Instruction:
Your task is to transcribe the records exactly, skipping every image.

(Items from a dataset)
[Begin]

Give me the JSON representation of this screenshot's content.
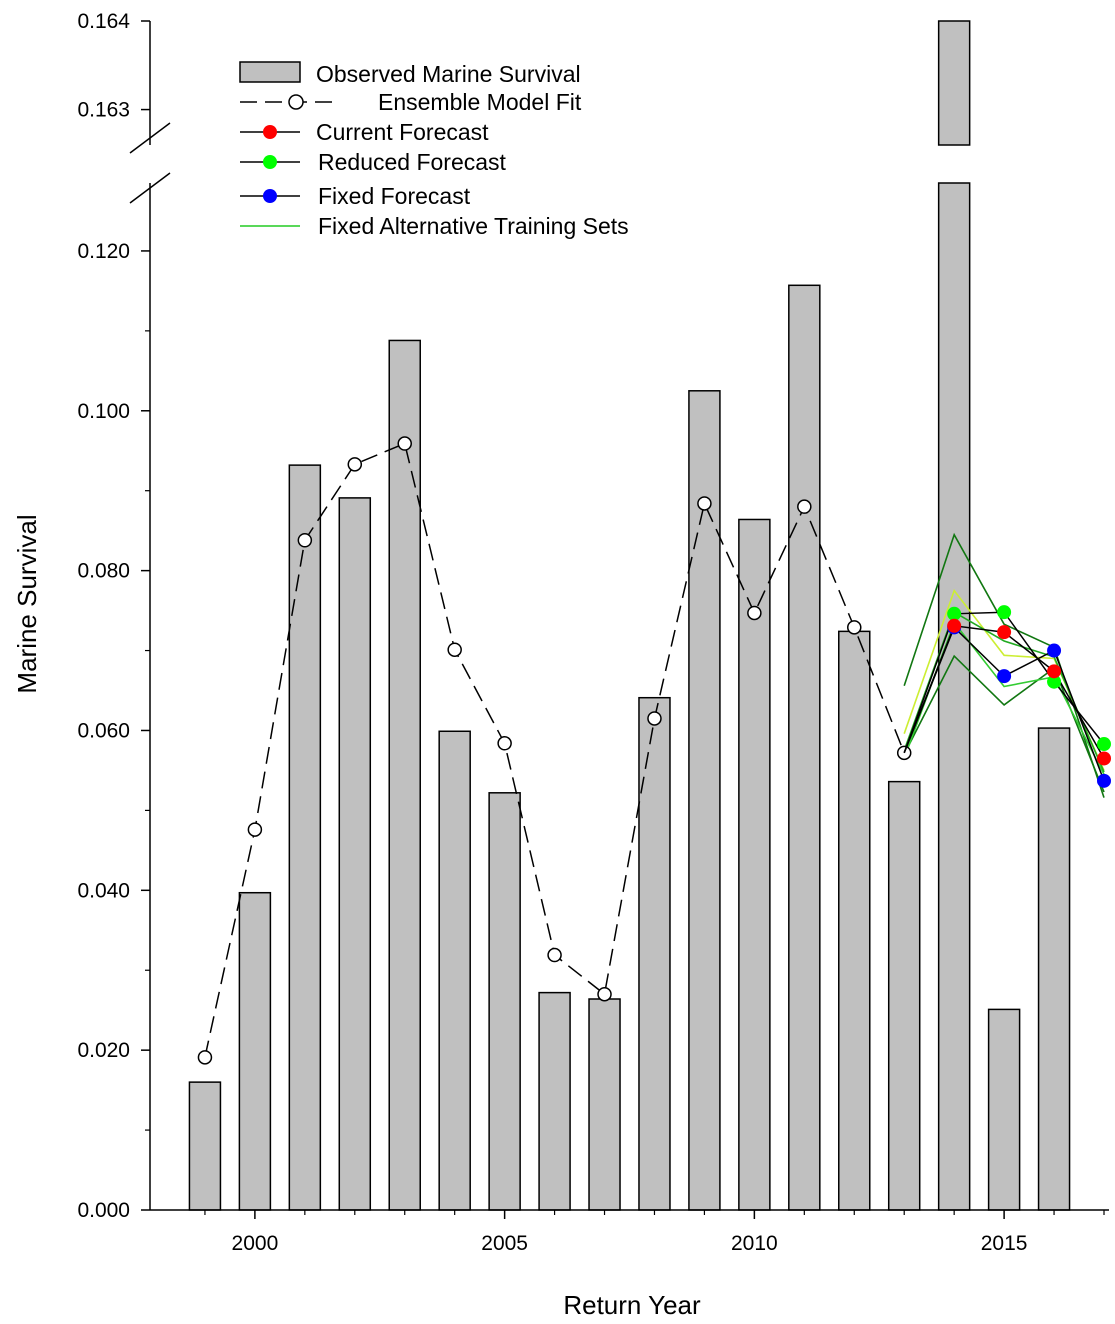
{
  "chart_data": {
    "type": "bar",
    "xlabel": "Return Year",
    "ylabel": "Marine Survival",
    "x_ticks": [
      2000,
      2005,
      2010,
      2015
    ],
    "x_tick_labels": [
      "2000",
      "2005",
      "2010",
      "2015"
    ],
    "xlim": [
      1997.9,
      2017.1
    ],
    "y_break": {
      "lower_range": [
        0.0,
        0.1285
      ],
      "upper_range": [
        0.1626,
        0.164
      ],
      "lower_ticks": [
        "0.000",
        "0.020",
        "0.040",
        "0.060",
        "0.080",
        "0.100",
        "0.120"
      ],
      "upper_ticks": [
        "0.163",
        "0.164"
      ]
    },
    "legend_position": "top-left",
    "legend": {
      "observed": "Observed Marine Survival",
      "ensemble": "Ensemble Model Fit",
      "current": "Current Forecast",
      "reduced": "Reduced Forecast",
      "fixed": "Fixed Forecast",
      "alternative": "Fixed Alternative Training Sets"
    },
    "observed_marine_survival": {
      "x": [
        1999,
        2000,
        2001,
        2002,
        2003,
        2004,
        2005,
        2006,
        2007,
        2008,
        2009,
        2010,
        2011,
        2012,
        2013,
        2014,
        2015,
        2016
      ],
      "values": [
        0.016,
        0.0397,
        0.0932,
        0.0891,
        0.1088,
        0.0599,
        0.0522,
        0.0272,
        0.0264,
        0.0641,
        0.1025,
        0.0864,
        0.1157,
        0.0724,
        0.0536,
        0.164,
        0.0251,
        0.0603
      ]
    },
    "ensemble_model_fit": {
      "x": [
        1999,
        2000,
        2001,
        2002,
        2003,
        2004,
        2005,
        2006,
        2007,
        2008,
        2009,
        2010,
        2011,
        2012,
        2013
      ],
      "values": [
        0.0191,
        0.0476,
        0.0838,
        0.0933,
        0.0959,
        0.0701,
        0.0584,
        0.0319,
        0.027,
        0.0615,
        0.0884,
        0.0747,
        0.088,
        0.0729,
        0.0572
      ]
    },
    "current_forecast": {
      "x": [
        2013,
        2014,
        2015,
        2016,
        2017
      ],
      "values": [
        0.0572,
        0.0731,
        0.0723,
        0.0674,
        0.0565
      ]
    },
    "reduced_forecast": {
      "x": [
        2013,
        2014,
        2015,
        2016,
        2017
      ],
      "values": [
        0.0572,
        0.0746,
        0.0748,
        0.0661,
        0.0583
      ]
    },
    "fixed_forecast": {
      "x": [
        2013,
        2014,
        2015,
        2016,
        2017
      ],
      "values": [
        0.0572,
        0.0729,
        0.0668,
        0.07,
        0.0537
      ]
    },
    "fixed_alternative_training_sets": [
      {
        "color": "#117711",
        "x": [
          2013,
          2014,
          2015,
          2016,
          2017
        ],
        "values": [
          0.0656,
          0.0845,
          0.0733,
          0.0704,
          0.0516
        ]
      },
      {
        "color": "#117711",
        "x": [
          2013,
          2014,
          2015,
          2016,
          2017
        ],
        "values": [
          0.057,
          0.0693,
          0.0632,
          0.0678,
          0.0523
        ]
      },
      {
        "color": "#ccee33",
        "x": [
          2013,
          2014,
          2015,
          2016,
          2017
        ],
        "values": [
          0.0596,
          0.0775,
          0.0694,
          0.069,
          0.055
        ]
      },
      {
        "color": "#33cc33",
        "x": [
          2013,
          2014,
          2015,
          2016,
          2017
        ],
        "values": [
          0.0565,
          0.0735,
          0.0655,
          0.0667,
          0.0545
        ]
      },
      {
        "color": "#22aa22",
        "x": [
          2013,
          2014,
          2015,
          2016,
          2017
        ],
        "values": [
          0.0575,
          0.0748,
          0.0712,
          0.0692,
          0.0548
        ]
      }
    ],
    "colors": {
      "bar_fill": "#c0c0c0",
      "current": "#ff0000",
      "reduced": "#00ff00",
      "fixed": "#0000ff",
      "alternative_legend": "#22cc22"
    }
  }
}
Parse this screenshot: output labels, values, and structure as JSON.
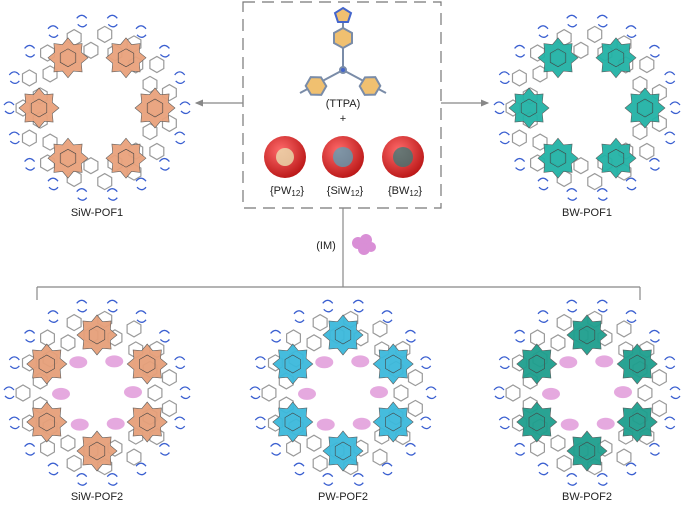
{
  "top": {
    "ttpa": "(TTPA)",
    "plus": "+",
    "clusters": [
      {
        "pre": "{PW",
        "sub": "12",
        "post": "}"
      },
      {
        "pre": "{SiW",
        "sub": "12",
        "post": "}"
      },
      {
        "pre": "{BW",
        "sub": "12",
        "post": "}"
      }
    ]
  },
  "products_1": [
    "SiW-POF1",
    "BW-POF1"
  ],
  "additive": "(IM)",
  "products_2": [
    "SiW-POF2",
    "PW-POF2",
    "BW-POF2"
  ]
}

[End]

Answer below:
Give me the JSON representation of this screenshot's content.
{
  "chart_data": {
    "type": "bar",
    "xlabel": "Return Year",
    "ylabel": "Marine Survival",
    "x_ticks": [
      2000,
      2005,
      2010,
      2015
    ],
    "x_tick_labels": [
      "2000",
      "2005",
      "2010",
      "2015"
    ],
    "xlim": [
      1997.9,
      2017.1
    ],
    "y_break": {
      "lower_range": [
        0.0,
        0.1285
      ],
      "upper_range": [
        0.1626,
        0.164
      ],
      "lower_ticks": [
        "0.000",
        "0.020",
        "0.040",
        "0.060",
        "0.080",
        "0.100",
        "0.120"
      ],
      "upper_ticks": [
        "0.163",
        "0.164"
      ]
    },
    "legend_position": "top-left",
    "legend": {
      "observed": "Observed Marine Survival",
      "ensemble": "Ensemble Model Fit",
      "current": "Current Forecast",
      "reduced": "Reduced Forecast",
      "fixed": "Fixed Forecast",
      "alternative": "Fixed Alternative Training Sets"
    },
    "observed_marine_survival": {
      "x": [
        1999,
        2000,
        2001,
        2002,
        2003,
        2004,
        2005,
        2006,
        2007,
        2008,
        2009,
        2010,
        2011,
        2012,
        2013,
        2014,
        2015,
        2016
      ],
      "values": [
        0.016,
        0.0397,
        0.0932,
        0.0891,
        0.1088,
        0.0599,
        0.0522,
        0.0272,
        0.0264,
        0.0641,
        0.1025,
        0.0864,
        0.1157,
        0.0724,
        0.0536,
        0.164,
        0.0251,
        0.0603
      ]
    },
    "ensemble_model_fit": {
      "x": [
        1999,
        2000,
        2001,
        2002,
        2003,
        2004,
        2005,
        2006,
        2007,
        2008,
        2009,
        2010,
        2011,
        2012,
        2013
      ],
      "values": [
        0.0191,
        0.0476,
        0.0838,
        0.0933,
        0.0959,
        0.0701,
        0.0584,
        0.0319,
        0.027,
        0.0615,
        0.0884,
        0.0747,
        0.088,
        0.0729,
        0.0572
      ]
    },
    "current_forecast": {
      "x": [
        2013,
        2014,
        2015,
        2016,
        2017
      ],
      "values": [
        0.0572,
        0.0731,
        0.0723,
        0.0674,
        0.0565
      ]
    },
    "reduced_forecast": {
      "x": [
        2013,
        2014,
        2015,
        2016,
        2017
      ],
      "values": [
        0.0572,
        0.0746,
        0.0748,
        0.0661,
        0.0583
      ]
    },
    "fixed_forecast": {
      "x": [
        2013,
        2014,
        2015,
        2016,
        2017
      ],
      "values": [
        0.0572,
        0.0729,
        0.0668,
        0.07,
        0.0537
      ]
    },
    "fixed_alternative_training_sets": [
      {
        "color": "#117711",
        "x": [
          2013,
          2014,
          2015,
          2016,
          2017
        ],
        "values": [
          0.0656,
          0.0845,
          0.0733,
          0.0704,
          0.0516
        ]
      },
      {
        "color": "#117711",
        "x": [
          2013,
          2014,
          2015,
          2016,
          2017
        ],
        "values": [
          0.057,
          0.0693,
          0.0632,
          0.0678,
          0.0523
        ]
      },
      {
        "color": "#ccee33",
        "x": [
          2013,
          2014,
          2015,
          2016,
          2017
        ],
        "values": [
          0.0596,
          0.0775,
          0.0694,
          0.069,
          0.055
        ]
      },
      {
        "color": "#33cc33",
        "x": [
          2013,
          2014,
          2015,
          2016,
          2017
        ],
        "values": [
          0.0565,
          0.0735,
          0.0655,
          0.0667,
          0.0545
        ]
      },
      {
        "color": "#22aa22",
        "x": [
          2013,
          2014,
          2015,
          2016,
          2017
        ],
        "values": [
          0.0575,
          0.0748,
          0.0712,
          0.0692,
          0.0548
        ]
      }
    ],
    "colors": {
      "bar_fill": "#c0c0c0",
      "current": "#ff0000",
      "reduced": "#00ff00",
      "fixed": "#0000ff",
      "alternative_legend": "#22cc22"
    }
  }
}
Parse this screenshot: output labels, values, and structure as JSON.
{
  "top": {
    "ttpa": "(TTPA)",
    "plus": "+",
    "clusters": [
      {
        "pre": "{PW",
        "sub": "12",
        "post": "}"
      },
      {
        "pre": "{SiW",
        "sub": "12",
        "post": "}"
      },
      {
        "pre": "{BW",
        "sub": "12",
        "post": "}"
      }
    ]
  },
  "products_1": [
    "SiW-POF1",
    "BW-POF1"
  ],
  "additive": "(IM)",
  "products_2": [
    "SiW-POF2",
    "PW-POF2",
    "BW-POF2"
  ]
}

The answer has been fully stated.